Challenge
Filter the entries that follow, copying every line in which the word "retire" appears.

┌────────

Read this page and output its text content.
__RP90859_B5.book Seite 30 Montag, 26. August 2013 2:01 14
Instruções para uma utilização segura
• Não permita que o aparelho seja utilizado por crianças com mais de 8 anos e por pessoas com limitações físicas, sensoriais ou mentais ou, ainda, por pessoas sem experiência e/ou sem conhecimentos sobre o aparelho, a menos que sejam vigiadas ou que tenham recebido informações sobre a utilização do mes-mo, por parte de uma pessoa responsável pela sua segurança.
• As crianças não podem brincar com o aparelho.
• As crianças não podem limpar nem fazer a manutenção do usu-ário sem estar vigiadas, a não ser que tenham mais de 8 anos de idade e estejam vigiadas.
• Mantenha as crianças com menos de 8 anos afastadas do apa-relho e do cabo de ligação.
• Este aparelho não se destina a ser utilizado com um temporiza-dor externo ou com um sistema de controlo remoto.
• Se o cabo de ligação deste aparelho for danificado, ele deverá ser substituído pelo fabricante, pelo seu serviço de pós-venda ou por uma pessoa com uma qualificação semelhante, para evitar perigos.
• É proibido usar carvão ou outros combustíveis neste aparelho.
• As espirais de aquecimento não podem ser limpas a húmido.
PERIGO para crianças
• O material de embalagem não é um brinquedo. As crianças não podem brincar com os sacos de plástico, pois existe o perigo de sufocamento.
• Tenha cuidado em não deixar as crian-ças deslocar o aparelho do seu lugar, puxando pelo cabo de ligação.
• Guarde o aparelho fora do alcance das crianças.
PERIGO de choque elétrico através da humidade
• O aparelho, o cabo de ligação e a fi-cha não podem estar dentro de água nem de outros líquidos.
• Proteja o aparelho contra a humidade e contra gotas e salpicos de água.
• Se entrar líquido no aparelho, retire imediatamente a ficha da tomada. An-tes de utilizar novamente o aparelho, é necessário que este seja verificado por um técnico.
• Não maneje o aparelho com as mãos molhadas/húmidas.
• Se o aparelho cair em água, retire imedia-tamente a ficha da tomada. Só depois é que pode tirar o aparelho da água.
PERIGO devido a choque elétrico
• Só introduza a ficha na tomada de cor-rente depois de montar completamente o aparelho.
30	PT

└────────

Solution for this exercise
• Se entrar líquido no aparelho, retire imediatamente a ficha da tomada. An-tes de utilizar novamente o aparelho, é necessário que este seja verificado por um técnico.
• Se o aparelho cair em água, retire imedia-tamente a ficha da tomada. Só depois é que pode tirar o aparelho da água.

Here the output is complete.